* [REQUIRED WORK]: Extract the whole listing as it stands. Do not include the pictures.

— begin —

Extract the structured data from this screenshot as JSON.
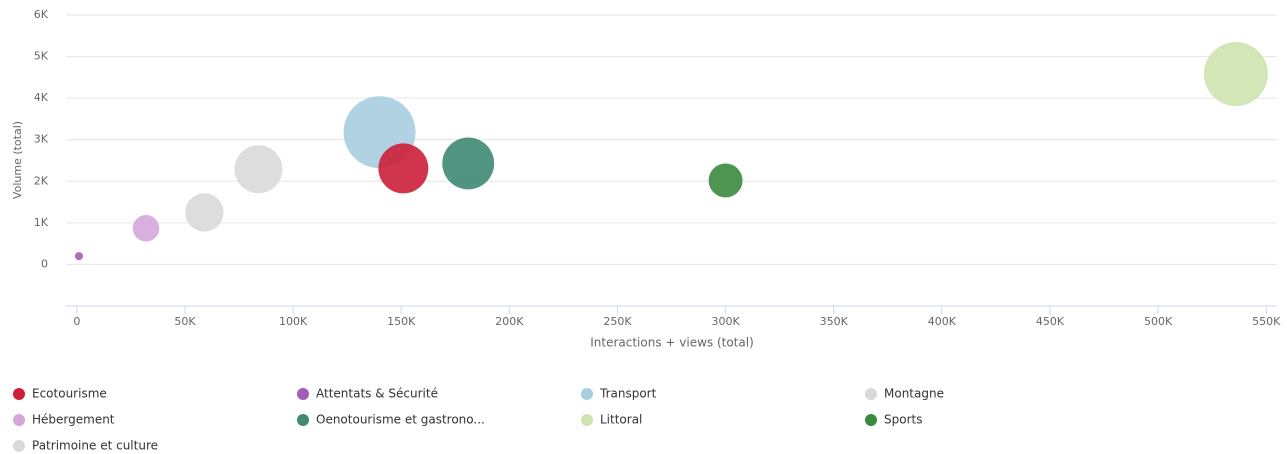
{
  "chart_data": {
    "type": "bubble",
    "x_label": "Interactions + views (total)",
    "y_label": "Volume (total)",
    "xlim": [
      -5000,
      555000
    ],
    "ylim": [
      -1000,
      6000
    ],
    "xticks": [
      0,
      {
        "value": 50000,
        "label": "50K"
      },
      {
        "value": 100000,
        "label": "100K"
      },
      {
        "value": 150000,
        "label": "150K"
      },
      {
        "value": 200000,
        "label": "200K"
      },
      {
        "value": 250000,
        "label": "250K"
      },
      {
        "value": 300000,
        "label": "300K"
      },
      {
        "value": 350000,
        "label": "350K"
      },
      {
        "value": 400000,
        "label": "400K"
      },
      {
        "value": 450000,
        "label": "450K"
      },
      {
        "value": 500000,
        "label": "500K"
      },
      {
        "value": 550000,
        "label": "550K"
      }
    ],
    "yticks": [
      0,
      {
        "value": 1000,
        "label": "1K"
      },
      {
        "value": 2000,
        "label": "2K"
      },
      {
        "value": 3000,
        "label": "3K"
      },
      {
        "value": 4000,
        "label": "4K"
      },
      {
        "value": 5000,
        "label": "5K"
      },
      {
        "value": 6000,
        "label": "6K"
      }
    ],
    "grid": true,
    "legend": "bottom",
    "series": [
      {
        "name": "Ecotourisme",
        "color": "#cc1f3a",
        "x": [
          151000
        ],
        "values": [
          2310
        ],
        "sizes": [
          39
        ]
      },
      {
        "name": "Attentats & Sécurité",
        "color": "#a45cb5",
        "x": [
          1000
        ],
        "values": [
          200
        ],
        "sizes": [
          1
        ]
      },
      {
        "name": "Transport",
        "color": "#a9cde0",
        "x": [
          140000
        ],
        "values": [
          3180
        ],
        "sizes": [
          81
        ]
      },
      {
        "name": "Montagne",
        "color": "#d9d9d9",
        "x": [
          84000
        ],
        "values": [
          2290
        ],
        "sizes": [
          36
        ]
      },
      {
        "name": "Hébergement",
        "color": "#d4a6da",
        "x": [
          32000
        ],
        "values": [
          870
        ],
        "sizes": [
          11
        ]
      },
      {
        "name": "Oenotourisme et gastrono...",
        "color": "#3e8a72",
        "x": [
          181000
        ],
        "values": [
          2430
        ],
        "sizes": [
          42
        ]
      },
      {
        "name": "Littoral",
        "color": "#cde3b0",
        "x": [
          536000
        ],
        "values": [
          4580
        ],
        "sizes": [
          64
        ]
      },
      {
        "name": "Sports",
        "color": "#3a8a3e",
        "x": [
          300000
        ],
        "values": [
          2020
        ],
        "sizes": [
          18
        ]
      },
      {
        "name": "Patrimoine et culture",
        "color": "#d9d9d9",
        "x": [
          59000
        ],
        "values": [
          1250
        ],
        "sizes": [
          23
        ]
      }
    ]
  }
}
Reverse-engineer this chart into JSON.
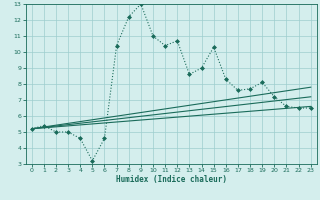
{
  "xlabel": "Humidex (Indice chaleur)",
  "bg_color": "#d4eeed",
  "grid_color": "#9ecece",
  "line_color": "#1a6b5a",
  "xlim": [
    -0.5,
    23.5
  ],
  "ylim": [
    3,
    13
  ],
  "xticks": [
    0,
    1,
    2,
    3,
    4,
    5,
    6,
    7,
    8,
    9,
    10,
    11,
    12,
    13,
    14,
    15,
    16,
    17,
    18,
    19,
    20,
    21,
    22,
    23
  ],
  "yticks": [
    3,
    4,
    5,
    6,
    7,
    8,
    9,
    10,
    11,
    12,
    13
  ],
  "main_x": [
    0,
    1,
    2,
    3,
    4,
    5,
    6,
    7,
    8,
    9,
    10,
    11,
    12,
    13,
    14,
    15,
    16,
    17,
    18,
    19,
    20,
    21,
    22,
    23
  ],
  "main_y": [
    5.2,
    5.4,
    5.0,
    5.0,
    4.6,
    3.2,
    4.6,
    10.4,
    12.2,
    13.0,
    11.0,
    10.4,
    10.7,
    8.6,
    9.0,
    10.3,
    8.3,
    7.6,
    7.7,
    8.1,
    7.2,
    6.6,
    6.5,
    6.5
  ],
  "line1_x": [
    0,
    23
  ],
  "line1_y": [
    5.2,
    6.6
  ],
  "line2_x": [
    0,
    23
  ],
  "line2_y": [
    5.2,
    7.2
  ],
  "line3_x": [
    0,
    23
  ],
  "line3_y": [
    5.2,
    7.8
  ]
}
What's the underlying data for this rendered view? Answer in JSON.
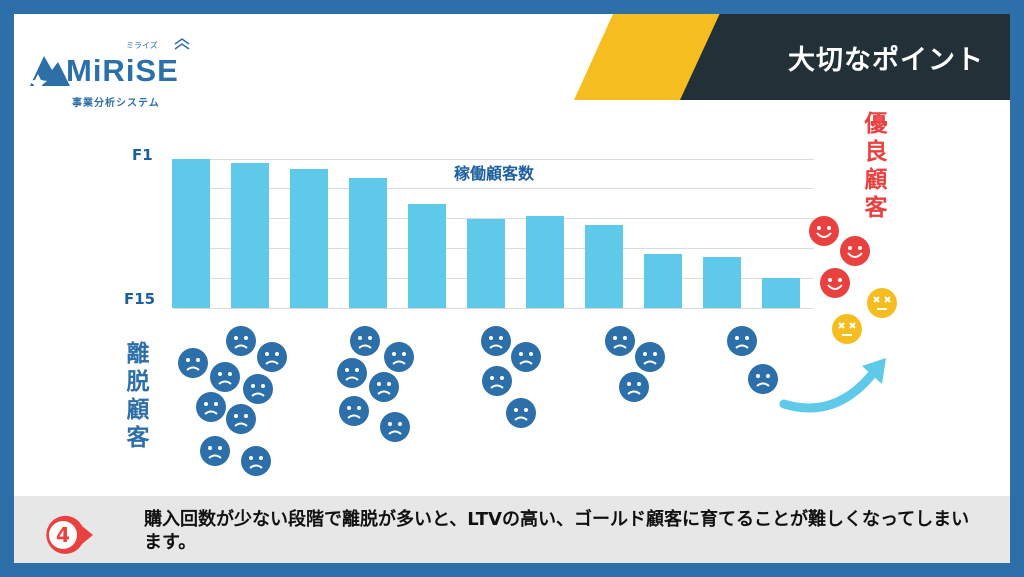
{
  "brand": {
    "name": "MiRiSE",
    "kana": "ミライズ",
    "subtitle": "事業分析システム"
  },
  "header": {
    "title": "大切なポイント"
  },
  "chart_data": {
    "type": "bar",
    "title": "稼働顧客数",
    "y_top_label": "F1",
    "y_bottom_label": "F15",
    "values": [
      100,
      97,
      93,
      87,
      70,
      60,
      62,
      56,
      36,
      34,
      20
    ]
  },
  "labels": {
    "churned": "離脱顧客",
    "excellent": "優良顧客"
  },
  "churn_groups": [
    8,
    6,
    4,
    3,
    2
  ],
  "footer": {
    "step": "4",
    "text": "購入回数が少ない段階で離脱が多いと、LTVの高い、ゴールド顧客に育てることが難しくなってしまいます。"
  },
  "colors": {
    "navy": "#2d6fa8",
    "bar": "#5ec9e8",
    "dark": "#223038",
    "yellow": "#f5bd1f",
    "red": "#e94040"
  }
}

— end —

* [RESULT FOR THIS TASK]:
Extract the structured data from this screenshot as JSON.
{
  "chart_data": {
    "type": "bubble",
    "x_label": "Interactions + views (total)",
    "y_label": "Volume (total)",
    "xlim": [
      -5000,
      555000
    ],
    "ylim": [
      -1000,
      6000
    ],
    "xticks": [
      0,
      {
        "value": 50000,
        "label": "50K"
      },
      {
        "value": 100000,
        "label": "100K"
      },
      {
        "value": 150000,
        "label": "150K"
      },
      {
        "value": 200000,
        "label": "200K"
      },
      {
        "value": 250000,
        "label": "250K"
      },
      {
        "value": 300000,
        "label": "300K"
      },
      {
        "value": 350000,
        "label": "350K"
      },
      {
        "value": 400000,
        "label": "400K"
      },
      {
        "value": 450000,
        "label": "450K"
      },
      {
        "value": 500000,
        "label": "500K"
      },
      {
        "value": 550000,
        "label": "550K"
      }
    ],
    "yticks": [
      0,
      {
        "value": 1000,
        "label": "1K"
      },
      {
        "value": 2000,
        "label": "2K"
      },
      {
        "value": 3000,
        "label": "3K"
      },
      {
        "value": 4000,
        "label": "4K"
      },
      {
        "value": 5000,
        "label": "5K"
      },
      {
        "value": 6000,
        "label": "6K"
      }
    ],
    "grid": true,
    "legend": "bottom",
    "series": [
      {
        "name": "Ecotourisme",
        "color": "#cc1f3a",
        "x": [
          151000
        ],
        "values": [
          2310
        ],
        "sizes": [
          39
        ]
      },
      {
        "name": "Attentats & Sécurité",
        "color": "#a45cb5",
        "x": [
          1000
        ],
        "values": [
          200
        ],
        "sizes": [
          1
        ]
      },
      {
        "name": "Transport",
        "color": "#a9cde0",
        "x": [
          140000
        ],
        "values": [
          3180
        ],
        "sizes": [
          81
        ]
      },
      {
        "name": "Montagne",
        "color": "#d9d9d9",
        "x": [
          84000
        ],
        "values": [
          2290
        ],
        "sizes": [
          36
        ]
      },
      {
        "name": "Hébergement",
        "color": "#d4a6da",
        "x": [
          32000
        ],
        "values": [
          870
        ],
        "sizes": [
          11
        ]
      },
      {
        "name": "Oenotourisme et gastrono...",
        "color": "#3e8a72",
        "x": [
          181000
        ],
        "values": [
          2430
        ],
        "sizes": [
          42
        ]
      },
      {
        "name": "Littoral",
        "color": "#cde3b0",
        "x": [
          536000
        ],
        "values": [
          4580
        ],
        "sizes": [
          64
        ]
      },
      {
        "name": "Sports",
        "color": "#3a8a3e",
        "x": [
          300000
        ],
        "values": [
          2020
        ],
        "sizes": [
          18
        ]
      },
      {
        "name": "Patrimoine et culture",
        "color": "#d9d9d9",
        "x": [
          59000
        ],
        "values": [
          1250
        ],
        "sizes": [
          23
        ]
      }
    ]
  }
}
Reverse-engineer this chart into JSON.
{
  "xlabel": "Humidex (Indice chaleur)",
  "bg_color": "#d4eeed",
  "grid_color": "#9ecece",
  "line_color": "#1a6b5a",
  "xlim": [
    -0.5,
    23.5
  ],
  "ylim": [
    3,
    13
  ],
  "xticks": [
    0,
    1,
    2,
    3,
    4,
    5,
    6,
    7,
    8,
    9,
    10,
    11,
    12,
    13,
    14,
    15,
    16,
    17,
    18,
    19,
    20,
    21,
    22,
    23
  ],
  "yticks": [
    3,
    4,
    5,
    6,
    7,
    8,
    9,
    10,
    11,
    12,
    13
  ],
  "main_x": [
    0,
    1,
    2,
    3,
    4,
    5,
    6,
    7,
    8,
    9,
    10,
    11,
    12,
    13,
    14,
    15,
    16,
    17,
    18,
    19,
    20,
    21,
    22,
    23
  ],
  "main_y": [
    5.2,
    5.4,
    5.0,
    5.0,
    4.6,
    3.2,
    4.6,
    10.4,
    12.2,
    13.0,
    11.0,
    10.4,
    10.7,
    8.6,
    9.0,
    10.3,
    8.3,
    7.6,
    7.7,
    8.1,
    7.2,
    6.6,
    6.5,
    6.5
  ],
  "line1_x": [
    0,
    23
  ],
  "line1_y": [
    5.2,
    6.6
  ],
  "line2_x": [
    0,
    23
  ],
  "line2_y": [
    5.2,
    7.2
  ],
  "line3_x": [
    0,
    23
  ],
  "line3_y": [
    5.2,
    7.8
  ]
}
What's the underlying data for this rendered view? Answer in JSON.
{
  "brand": {
    "name": "MiRiSE",
    "kana": "ミライズ",
    "subtitle": "事業分析システム"
  },
  "header": {
    "title": "大切なポイント"
  },
  "chart_data": {
    "type": "bar",
    "title": "稼働顧客数",
    "y_top_label": "F1",
    "y_bottom_label": "F15",
    "values": [
      100,
      97,
      93,
      87,
      70,
      60,
      62,
      56,
      36,
      34,
      20
    ]
  },
  "labels": {
    "churned": "離脱顧客",
    "excellent": "優良顧客"
  },
  "churn_groups": [
    8,
    6,
    4,
    3,
    2
  ],
  "footer": {
    "step": "4",
    "text": "購入回数が少ない段階で離脱が多いと、LTVの高い、ゴールド顧客に育てることが難しくなってしまいます。"
  },
  "colors": {
    "navy": "#2d6fa8",
    "bar": "#5ec9e8",
    "dark": "#223038",
    "yellow": "#f5bd1f",
    "red": "#e94040"
  }
}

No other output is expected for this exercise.